▶ Supplied material:
::::

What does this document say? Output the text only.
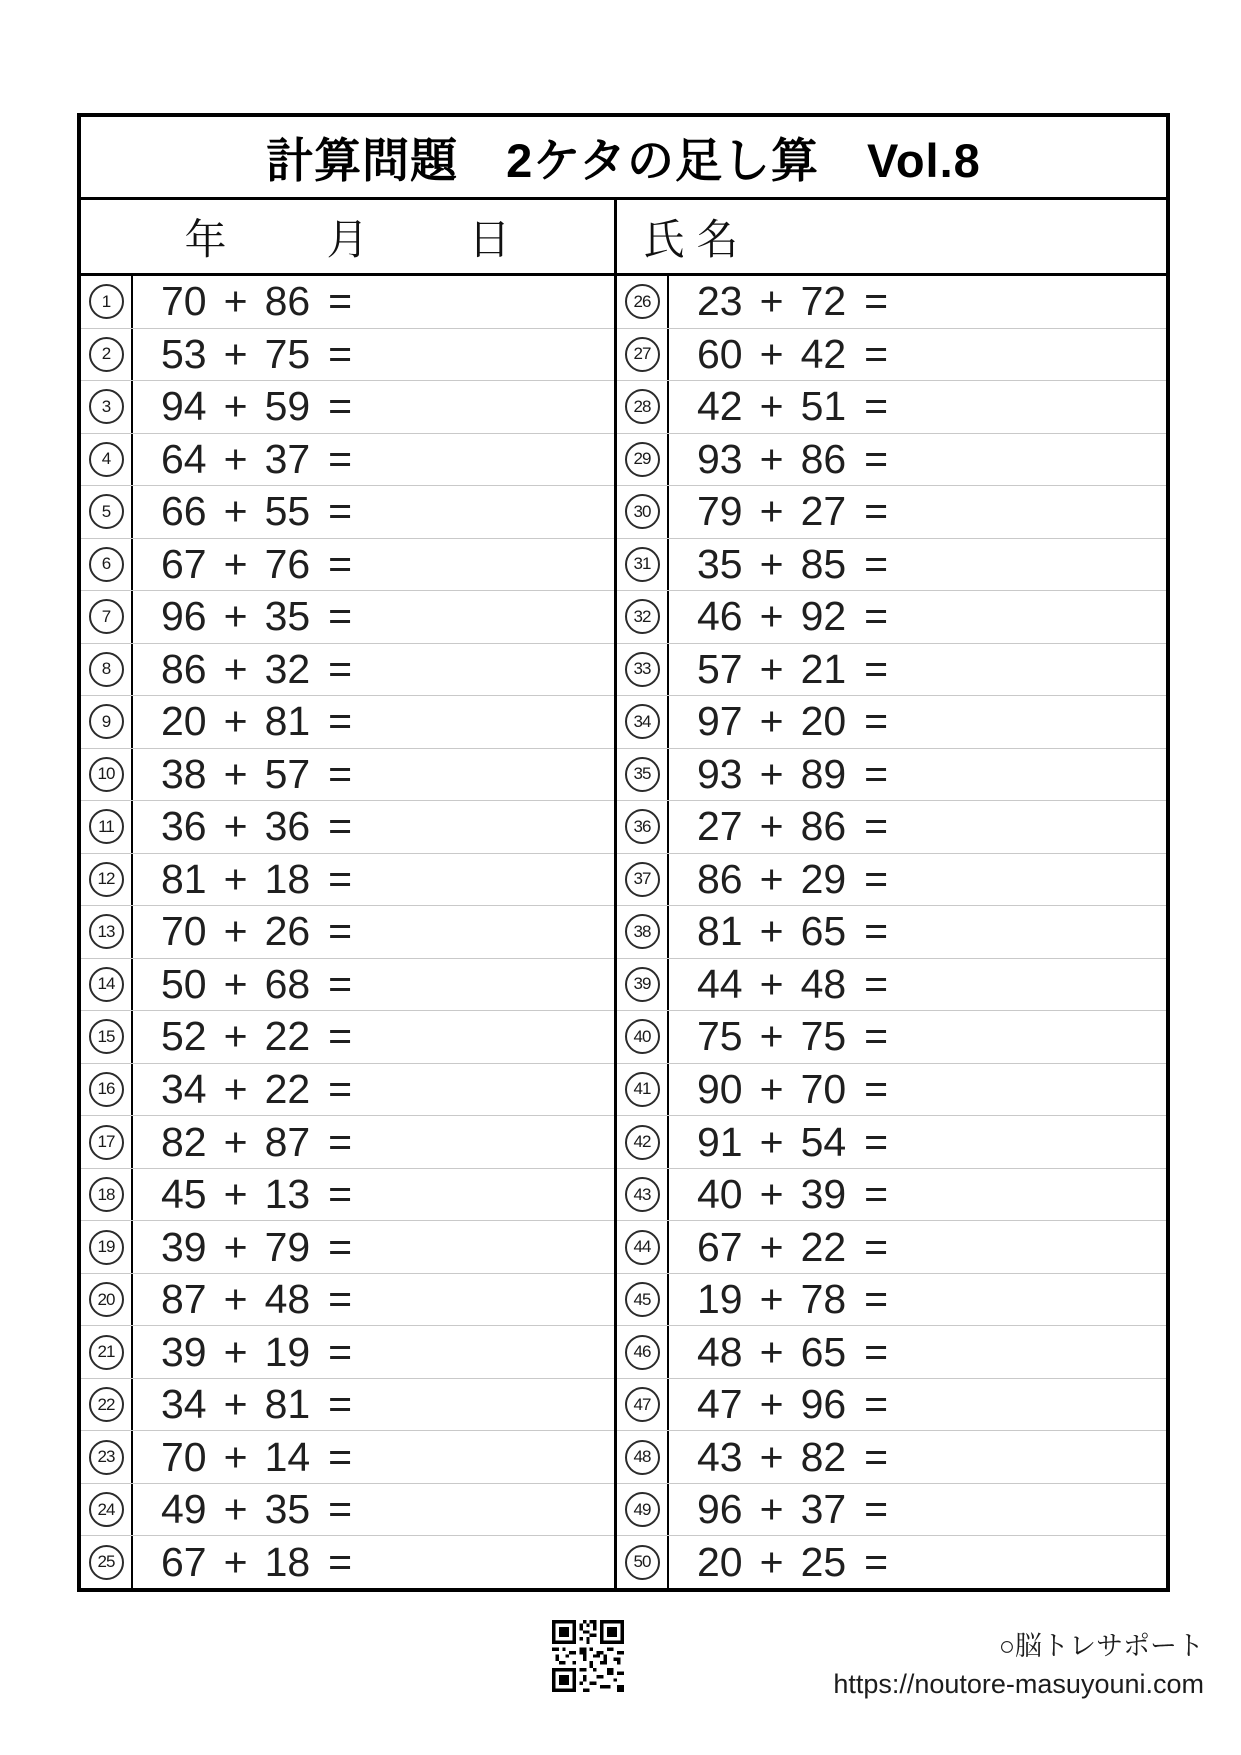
計算問題　2ケタの足し算　Vol.8
年 月 日	氏 名
1	70 + 86 =
2	53 + 75 =
3	94 + 59 =
4	64 + 37 =
5	66 + 55 =
6	67 + 76 =
7	96 + 35 =
8	86 + 32 =
9	20 + 81 =
10 38 + 57 =
11 36 + 36 =
12 81 + 18 =
13 70 + 26 =
14 50 + 68 =
15 52 + 22 =
16 34 + 22 =
17 82 + 87 =
18 45 + 13 =
19 39 + 79 =
20 87 + 48 =
21 39 + 19 =
22 34 + 81 =
23 70 + 14 =
24 49 + 35 =
25 67 + 18 =
26 23 + 72 =
27 60 + 42 =
28 42 + 51 =
29 93 + 86 =
30 79 + 27 =
31 35 + 85 =
32 46 + 92 =
33 57 + 21 =
34 97 + 20 =
35 93 + 89 =
36 27 + 86 =
37 86 + 29 =
38 81 + 65 =
39 44 + 48 =
40 75 + 75 =
41 90 + 70 =
42 91 + 54 =
43 40 + 39 =
44 67 + 22 =
45 19 + 78 =
46 48 + 65 =
47 47 + 96 =
48 43 + 82 =
49 96 + 37 =
50 20 + 25 =
○脳トレサポート
https://noutore-masuyouni.com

::::

▶ Task goal: Write the entries above out again exactly, but not the pictures.

▶ The answer:
What does this document say? Output the text only.
計算問題　2ケタの足し算　Vol.8
年 月 日	氏 名
1	70 + 86 =
2	53 + 75 =
3	94 + 59 =
4	64 + 37 =
5	66 + 55 =
6	67 + 76 =
7	96 + 35 =
8	86 + 32 =
9	20 + 81 =
10 38 + 57 =
11 36 + 36 =
12 81 + 18 =
13 70 + 26 =
14 50 + 68 =
15 52 + 22 =
16 34 + 22 =
17 82 + 87 =
18 45 + 13 =
19 39 + 79 =
20 87 + 48 =
21 39 + 19 =
22 34 + 81 =
23 70 + 14 =
24 49 + 35 =
25 67 + 18 =
26 23 + 72 =
27 60 + 42 =
28 42 + 51 =
29 93 + 86 =
30 79 + 27 =
31 35 + 85 =
32 46 + 92 =
33 57 + 21 =
34 97 + 20 =
35 93 + 89 =
36 27 + 86 =
37 86 + 29 =
38 81 + 65 =
39 44 + 48 =
40 75 + 75 =
41 90 + 70 =
42 91 + 54 =
43 40 + 39 =
44 67 + 22 =
45 19 + 78 =
46 48 + 65 =
47 47 + 96 =
48 43 + 82 =
49 96 + 37 =
50 20 + 25 =
○脳トレサポート
https://noutore-masuyouni.com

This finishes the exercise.